Write out all lines holding the word "type".

+++ RECORDS PROVIDED

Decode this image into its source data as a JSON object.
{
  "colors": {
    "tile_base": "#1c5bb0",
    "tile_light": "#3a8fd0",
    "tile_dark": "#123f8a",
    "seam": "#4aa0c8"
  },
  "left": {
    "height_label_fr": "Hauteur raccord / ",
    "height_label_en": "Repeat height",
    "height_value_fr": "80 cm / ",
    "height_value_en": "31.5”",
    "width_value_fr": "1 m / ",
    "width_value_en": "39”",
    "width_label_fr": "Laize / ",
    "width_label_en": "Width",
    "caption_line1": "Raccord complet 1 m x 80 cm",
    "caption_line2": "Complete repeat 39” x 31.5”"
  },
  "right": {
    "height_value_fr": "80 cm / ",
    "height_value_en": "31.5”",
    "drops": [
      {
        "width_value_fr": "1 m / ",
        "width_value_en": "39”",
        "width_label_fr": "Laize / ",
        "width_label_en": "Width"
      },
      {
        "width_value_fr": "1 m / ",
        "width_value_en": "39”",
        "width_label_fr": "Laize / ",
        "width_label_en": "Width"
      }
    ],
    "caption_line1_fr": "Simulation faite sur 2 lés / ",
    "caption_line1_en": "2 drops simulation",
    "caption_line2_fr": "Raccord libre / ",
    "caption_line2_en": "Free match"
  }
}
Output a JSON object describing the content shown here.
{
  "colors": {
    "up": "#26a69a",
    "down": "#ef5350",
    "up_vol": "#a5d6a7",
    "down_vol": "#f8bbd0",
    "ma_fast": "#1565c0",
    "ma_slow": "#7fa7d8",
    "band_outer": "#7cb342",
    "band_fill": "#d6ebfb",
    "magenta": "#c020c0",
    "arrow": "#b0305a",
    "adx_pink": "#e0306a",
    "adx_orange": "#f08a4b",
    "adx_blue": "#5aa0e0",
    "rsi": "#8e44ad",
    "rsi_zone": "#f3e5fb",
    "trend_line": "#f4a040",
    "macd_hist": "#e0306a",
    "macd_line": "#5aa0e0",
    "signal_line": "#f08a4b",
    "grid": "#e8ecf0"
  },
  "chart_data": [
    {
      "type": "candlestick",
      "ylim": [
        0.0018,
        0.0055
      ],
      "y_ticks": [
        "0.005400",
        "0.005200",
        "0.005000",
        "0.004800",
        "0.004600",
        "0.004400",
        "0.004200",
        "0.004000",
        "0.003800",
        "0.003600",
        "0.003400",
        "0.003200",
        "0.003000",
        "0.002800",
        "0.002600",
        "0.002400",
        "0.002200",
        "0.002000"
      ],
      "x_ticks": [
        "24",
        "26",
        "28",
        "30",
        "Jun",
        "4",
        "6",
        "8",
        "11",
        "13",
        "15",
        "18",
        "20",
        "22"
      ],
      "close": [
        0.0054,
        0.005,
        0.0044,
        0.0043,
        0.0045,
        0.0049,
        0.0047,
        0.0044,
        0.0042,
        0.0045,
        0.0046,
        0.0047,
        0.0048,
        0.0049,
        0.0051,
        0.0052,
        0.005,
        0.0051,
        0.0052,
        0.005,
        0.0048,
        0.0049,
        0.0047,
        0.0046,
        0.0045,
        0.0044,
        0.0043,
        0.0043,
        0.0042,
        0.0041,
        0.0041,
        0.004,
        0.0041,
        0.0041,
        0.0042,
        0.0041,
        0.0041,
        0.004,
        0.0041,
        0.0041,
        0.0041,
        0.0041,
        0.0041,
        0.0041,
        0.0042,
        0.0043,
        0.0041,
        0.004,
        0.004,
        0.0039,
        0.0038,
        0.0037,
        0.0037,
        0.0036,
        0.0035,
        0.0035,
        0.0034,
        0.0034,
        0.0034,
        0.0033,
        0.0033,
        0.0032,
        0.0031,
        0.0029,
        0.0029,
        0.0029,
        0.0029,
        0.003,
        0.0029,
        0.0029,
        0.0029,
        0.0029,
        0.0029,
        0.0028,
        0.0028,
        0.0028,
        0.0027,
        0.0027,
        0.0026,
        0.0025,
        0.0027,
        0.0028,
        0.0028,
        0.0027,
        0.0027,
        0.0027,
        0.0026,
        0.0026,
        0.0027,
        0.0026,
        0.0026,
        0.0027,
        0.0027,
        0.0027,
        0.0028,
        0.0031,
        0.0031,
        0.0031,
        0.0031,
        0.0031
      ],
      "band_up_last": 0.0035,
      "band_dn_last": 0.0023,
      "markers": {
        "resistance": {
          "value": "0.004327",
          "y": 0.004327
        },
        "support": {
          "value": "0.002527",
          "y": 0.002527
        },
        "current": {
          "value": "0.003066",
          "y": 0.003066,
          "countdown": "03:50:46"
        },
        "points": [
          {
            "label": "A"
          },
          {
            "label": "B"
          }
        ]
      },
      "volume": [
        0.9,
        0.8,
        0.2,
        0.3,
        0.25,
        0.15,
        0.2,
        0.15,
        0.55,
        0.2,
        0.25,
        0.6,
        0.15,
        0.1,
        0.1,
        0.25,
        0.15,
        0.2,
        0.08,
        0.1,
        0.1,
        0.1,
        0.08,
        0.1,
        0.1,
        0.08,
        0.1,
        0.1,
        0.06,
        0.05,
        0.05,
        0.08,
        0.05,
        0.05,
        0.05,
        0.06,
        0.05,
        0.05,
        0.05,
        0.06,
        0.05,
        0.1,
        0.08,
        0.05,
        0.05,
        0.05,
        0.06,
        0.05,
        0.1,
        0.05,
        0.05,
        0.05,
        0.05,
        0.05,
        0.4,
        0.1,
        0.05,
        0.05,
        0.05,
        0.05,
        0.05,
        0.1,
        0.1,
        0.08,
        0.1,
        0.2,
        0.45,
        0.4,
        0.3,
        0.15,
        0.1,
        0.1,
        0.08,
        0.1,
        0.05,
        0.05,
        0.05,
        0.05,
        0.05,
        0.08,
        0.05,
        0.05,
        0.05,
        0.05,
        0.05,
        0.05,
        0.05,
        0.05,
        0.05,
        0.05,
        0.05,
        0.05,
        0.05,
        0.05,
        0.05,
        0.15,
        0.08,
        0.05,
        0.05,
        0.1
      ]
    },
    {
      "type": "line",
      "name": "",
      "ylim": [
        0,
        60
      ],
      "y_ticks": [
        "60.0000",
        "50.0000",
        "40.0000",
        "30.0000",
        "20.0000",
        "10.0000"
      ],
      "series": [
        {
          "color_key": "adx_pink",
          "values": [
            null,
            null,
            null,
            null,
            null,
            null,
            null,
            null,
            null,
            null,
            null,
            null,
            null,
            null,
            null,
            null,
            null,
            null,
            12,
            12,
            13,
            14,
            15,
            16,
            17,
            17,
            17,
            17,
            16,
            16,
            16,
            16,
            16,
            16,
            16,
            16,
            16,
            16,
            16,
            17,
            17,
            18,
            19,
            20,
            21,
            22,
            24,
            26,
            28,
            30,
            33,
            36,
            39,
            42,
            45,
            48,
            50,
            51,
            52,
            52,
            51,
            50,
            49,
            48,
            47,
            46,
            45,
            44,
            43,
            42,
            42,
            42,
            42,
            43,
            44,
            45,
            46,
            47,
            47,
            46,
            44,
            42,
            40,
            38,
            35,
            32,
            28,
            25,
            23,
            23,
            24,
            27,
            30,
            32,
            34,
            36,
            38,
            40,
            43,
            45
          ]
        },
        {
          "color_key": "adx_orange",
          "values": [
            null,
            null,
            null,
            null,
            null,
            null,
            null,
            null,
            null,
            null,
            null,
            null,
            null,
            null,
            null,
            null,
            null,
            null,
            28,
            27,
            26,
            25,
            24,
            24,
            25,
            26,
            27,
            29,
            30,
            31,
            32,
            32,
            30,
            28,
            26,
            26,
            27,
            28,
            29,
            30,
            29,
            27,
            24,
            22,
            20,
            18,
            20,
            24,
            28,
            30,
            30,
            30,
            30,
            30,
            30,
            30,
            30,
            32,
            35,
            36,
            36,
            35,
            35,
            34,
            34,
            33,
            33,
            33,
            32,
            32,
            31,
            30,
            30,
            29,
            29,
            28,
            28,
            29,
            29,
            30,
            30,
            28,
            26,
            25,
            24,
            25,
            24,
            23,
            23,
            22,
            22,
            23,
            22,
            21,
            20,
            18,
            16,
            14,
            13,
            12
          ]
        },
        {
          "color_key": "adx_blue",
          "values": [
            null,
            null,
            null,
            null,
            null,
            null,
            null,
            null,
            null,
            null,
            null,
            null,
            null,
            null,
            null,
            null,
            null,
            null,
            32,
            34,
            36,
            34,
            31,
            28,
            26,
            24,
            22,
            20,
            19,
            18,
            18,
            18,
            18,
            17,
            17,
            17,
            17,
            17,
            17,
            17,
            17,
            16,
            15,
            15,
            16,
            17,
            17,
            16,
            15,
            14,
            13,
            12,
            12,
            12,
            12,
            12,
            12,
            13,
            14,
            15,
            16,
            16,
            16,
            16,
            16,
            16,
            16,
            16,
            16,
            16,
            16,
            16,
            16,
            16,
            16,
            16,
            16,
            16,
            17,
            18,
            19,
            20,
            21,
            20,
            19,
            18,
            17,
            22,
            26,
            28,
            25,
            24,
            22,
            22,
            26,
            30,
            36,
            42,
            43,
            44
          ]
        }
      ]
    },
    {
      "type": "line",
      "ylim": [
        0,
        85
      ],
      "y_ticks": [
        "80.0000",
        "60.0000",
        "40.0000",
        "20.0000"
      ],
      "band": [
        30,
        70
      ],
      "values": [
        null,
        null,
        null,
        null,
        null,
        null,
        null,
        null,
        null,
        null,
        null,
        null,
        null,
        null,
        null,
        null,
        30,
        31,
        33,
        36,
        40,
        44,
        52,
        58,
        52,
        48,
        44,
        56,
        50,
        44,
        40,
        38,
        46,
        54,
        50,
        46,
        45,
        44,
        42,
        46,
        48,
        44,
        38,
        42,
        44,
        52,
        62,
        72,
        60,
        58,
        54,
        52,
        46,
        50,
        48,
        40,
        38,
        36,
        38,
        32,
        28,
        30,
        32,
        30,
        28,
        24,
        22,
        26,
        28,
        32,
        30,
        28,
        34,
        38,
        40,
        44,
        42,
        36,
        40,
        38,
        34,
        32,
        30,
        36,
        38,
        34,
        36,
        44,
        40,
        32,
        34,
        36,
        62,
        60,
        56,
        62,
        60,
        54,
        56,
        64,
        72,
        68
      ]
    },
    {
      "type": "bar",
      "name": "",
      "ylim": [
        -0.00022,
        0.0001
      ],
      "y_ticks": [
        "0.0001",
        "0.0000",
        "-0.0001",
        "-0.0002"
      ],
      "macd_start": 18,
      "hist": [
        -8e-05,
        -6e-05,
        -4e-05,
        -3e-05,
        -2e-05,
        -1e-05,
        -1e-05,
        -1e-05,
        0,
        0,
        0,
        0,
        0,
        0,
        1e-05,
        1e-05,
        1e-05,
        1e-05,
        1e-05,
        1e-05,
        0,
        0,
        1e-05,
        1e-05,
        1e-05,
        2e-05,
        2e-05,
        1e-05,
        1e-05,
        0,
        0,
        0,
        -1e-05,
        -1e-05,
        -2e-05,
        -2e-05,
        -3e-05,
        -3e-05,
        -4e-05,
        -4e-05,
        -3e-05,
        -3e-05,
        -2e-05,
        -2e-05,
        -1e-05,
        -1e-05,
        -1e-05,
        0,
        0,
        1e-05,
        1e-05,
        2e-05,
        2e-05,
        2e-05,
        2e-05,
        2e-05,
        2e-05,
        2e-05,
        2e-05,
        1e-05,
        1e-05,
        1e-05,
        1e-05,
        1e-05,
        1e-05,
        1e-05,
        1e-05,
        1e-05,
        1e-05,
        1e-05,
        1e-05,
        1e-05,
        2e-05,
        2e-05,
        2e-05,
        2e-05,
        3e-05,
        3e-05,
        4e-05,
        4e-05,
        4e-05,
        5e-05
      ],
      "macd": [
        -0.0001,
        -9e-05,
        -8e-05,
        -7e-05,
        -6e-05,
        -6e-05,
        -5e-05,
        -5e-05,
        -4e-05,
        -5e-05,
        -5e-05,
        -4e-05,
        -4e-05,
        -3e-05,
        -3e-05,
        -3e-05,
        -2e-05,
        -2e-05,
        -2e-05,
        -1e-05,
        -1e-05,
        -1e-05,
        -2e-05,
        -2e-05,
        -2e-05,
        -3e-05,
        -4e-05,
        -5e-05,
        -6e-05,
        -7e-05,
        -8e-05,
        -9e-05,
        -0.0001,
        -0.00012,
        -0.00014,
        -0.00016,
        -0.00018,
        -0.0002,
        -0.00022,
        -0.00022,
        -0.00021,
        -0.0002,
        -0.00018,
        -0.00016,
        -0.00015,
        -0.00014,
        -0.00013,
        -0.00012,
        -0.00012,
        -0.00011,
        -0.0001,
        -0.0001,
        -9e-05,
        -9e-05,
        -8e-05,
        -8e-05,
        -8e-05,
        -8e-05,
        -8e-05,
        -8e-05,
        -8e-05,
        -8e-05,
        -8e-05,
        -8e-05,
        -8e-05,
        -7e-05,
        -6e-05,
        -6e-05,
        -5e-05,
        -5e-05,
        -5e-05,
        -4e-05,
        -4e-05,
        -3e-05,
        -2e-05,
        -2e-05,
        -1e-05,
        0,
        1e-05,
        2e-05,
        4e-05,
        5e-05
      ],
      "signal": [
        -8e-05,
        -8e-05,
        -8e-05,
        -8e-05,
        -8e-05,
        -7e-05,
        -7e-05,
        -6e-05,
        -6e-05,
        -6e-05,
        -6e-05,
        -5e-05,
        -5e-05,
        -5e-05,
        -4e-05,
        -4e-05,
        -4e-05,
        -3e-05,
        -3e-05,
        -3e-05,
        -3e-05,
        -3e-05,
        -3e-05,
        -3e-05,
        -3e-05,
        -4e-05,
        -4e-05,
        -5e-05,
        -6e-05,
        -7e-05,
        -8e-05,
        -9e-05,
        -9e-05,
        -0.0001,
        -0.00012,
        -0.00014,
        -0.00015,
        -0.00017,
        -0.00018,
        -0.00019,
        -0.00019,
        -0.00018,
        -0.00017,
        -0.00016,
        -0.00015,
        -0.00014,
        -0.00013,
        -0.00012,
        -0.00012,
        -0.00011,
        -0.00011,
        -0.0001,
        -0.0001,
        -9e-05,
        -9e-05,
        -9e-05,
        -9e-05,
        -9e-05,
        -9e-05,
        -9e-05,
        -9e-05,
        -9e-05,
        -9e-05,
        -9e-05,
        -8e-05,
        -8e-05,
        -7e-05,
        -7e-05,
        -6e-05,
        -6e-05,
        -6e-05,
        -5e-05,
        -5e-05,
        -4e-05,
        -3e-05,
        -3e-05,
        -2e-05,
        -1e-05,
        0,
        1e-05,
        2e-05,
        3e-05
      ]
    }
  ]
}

++++++

THE ANSWER:
      "type": "candlestick",
      "type": "line",
      "type": "line",
      "type": "bar",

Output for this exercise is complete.